Aim of the task:
Note how many lines hold "JSON" and report that number by itself.

____________

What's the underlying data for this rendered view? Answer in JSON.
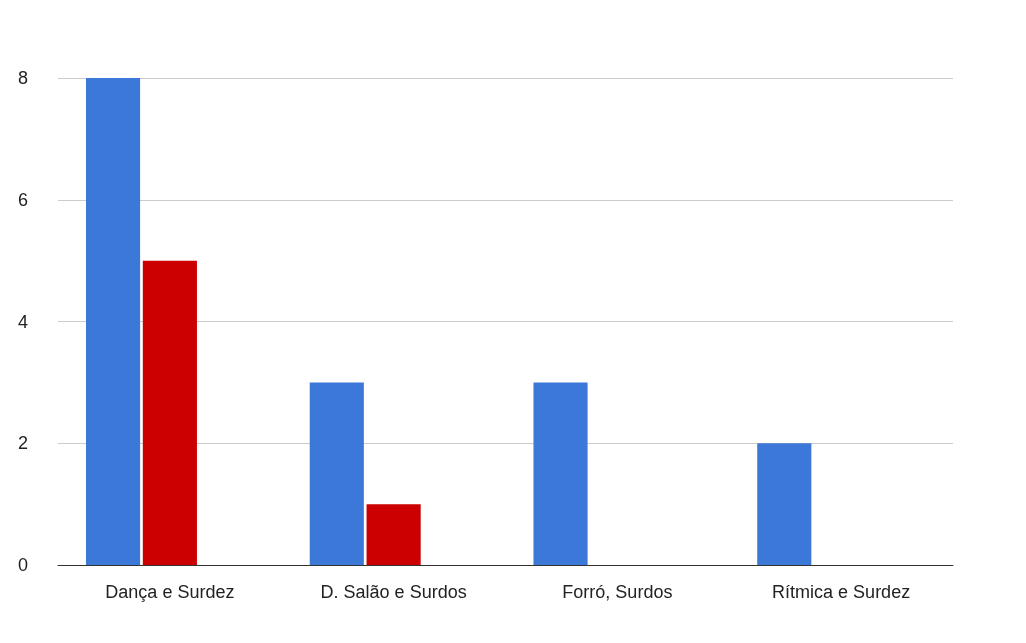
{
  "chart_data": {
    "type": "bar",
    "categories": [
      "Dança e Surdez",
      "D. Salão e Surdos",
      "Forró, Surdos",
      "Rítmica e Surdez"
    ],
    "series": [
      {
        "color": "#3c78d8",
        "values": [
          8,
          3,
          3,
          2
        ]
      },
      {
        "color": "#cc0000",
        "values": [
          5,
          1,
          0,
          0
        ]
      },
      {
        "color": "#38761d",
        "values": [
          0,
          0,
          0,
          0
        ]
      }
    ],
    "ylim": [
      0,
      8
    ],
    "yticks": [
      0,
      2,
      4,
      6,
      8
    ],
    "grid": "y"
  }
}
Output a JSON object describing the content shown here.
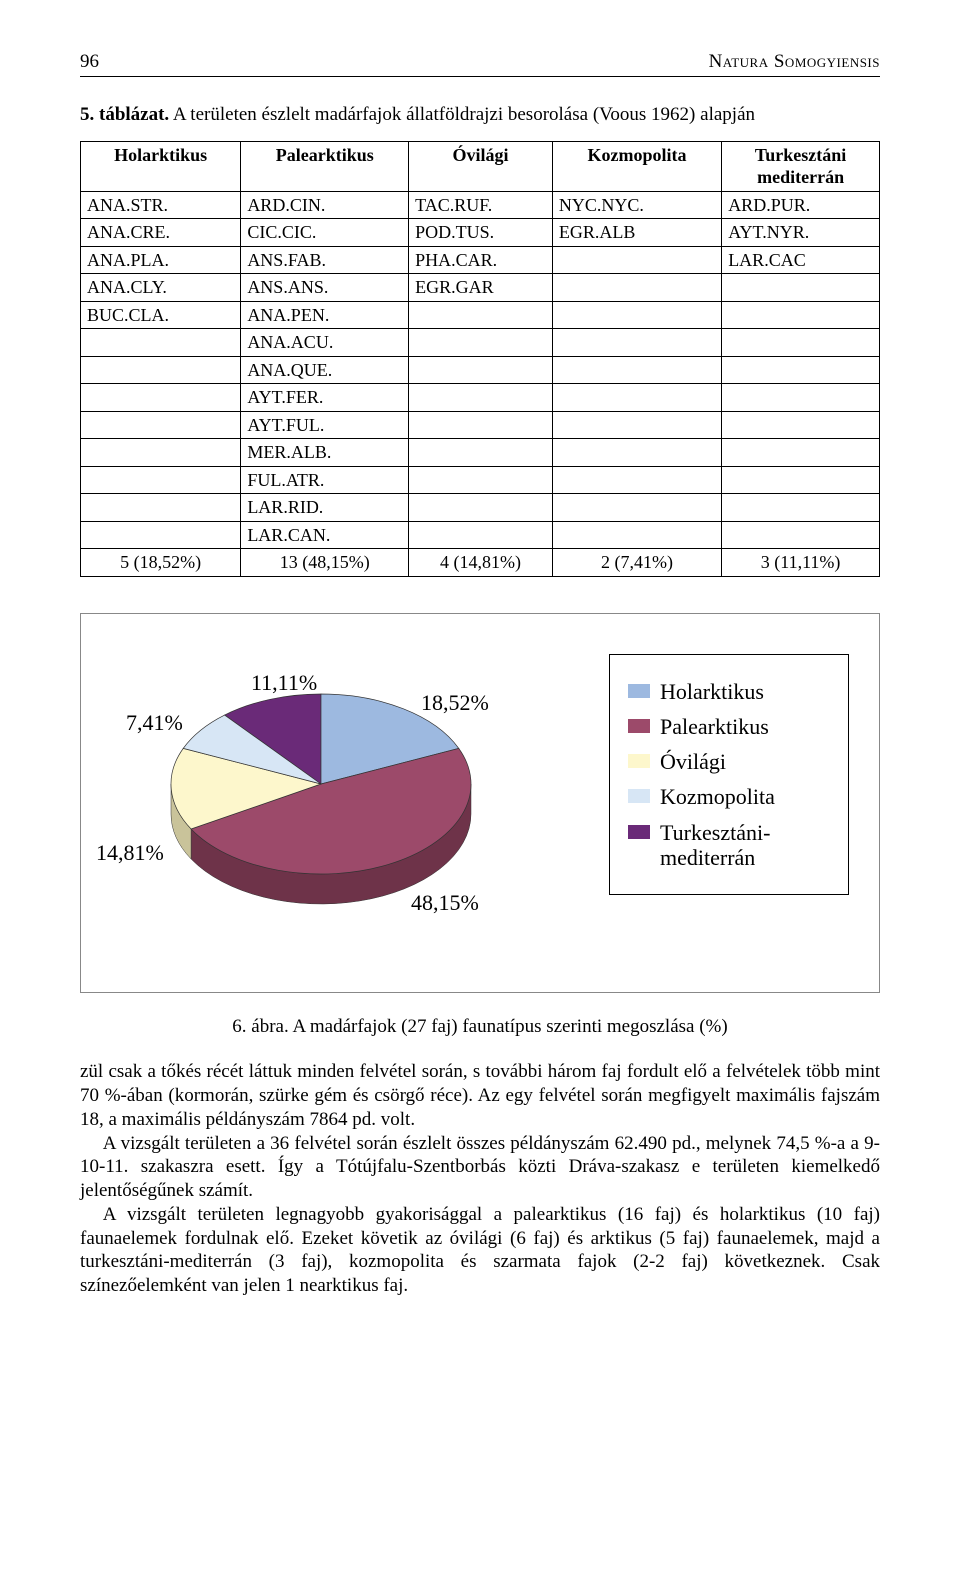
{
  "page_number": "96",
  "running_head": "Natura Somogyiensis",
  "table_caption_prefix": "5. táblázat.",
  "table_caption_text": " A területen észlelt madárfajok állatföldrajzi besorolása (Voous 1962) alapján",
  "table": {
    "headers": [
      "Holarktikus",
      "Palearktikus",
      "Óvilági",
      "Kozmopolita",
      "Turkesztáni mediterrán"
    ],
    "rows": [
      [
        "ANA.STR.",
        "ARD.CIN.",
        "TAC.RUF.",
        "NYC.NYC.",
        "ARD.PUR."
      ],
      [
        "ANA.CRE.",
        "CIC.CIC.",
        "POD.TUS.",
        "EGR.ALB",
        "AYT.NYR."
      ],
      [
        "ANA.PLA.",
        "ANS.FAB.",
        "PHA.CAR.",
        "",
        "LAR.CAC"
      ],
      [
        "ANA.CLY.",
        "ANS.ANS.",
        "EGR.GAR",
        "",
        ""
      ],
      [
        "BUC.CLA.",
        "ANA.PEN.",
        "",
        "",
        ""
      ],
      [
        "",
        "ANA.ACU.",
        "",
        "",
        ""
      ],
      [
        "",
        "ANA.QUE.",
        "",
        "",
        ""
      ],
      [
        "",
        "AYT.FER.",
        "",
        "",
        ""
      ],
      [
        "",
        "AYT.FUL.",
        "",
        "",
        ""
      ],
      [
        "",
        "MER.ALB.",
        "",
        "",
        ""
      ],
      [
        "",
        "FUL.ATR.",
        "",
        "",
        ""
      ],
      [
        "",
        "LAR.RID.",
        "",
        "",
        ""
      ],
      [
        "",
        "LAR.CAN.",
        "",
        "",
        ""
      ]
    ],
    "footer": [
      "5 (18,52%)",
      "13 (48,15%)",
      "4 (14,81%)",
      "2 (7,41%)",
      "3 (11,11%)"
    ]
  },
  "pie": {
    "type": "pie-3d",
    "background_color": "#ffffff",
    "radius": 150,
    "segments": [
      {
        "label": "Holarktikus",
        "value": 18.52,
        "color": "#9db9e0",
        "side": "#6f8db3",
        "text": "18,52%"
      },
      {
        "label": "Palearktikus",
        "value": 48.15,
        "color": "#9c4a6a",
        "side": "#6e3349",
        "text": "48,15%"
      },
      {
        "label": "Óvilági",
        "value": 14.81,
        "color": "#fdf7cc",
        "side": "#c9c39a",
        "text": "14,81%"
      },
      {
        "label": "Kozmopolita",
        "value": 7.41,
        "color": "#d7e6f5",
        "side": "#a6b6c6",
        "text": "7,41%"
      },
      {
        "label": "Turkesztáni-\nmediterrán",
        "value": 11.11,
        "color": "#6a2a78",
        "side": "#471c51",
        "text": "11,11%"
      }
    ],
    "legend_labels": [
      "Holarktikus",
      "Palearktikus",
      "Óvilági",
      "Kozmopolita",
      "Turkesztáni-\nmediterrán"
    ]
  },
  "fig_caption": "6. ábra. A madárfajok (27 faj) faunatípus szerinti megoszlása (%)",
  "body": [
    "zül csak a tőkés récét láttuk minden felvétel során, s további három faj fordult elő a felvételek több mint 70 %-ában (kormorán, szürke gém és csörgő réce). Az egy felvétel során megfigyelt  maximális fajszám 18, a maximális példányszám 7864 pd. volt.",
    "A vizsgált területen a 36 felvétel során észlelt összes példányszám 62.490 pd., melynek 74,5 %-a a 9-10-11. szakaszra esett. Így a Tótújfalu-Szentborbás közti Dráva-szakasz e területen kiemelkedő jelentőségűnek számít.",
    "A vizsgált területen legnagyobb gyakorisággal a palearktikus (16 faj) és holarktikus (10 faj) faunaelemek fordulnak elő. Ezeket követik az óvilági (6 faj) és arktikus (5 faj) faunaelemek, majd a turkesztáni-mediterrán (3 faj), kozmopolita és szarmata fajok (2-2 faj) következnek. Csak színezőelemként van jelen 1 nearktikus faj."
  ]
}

____________

Result:
2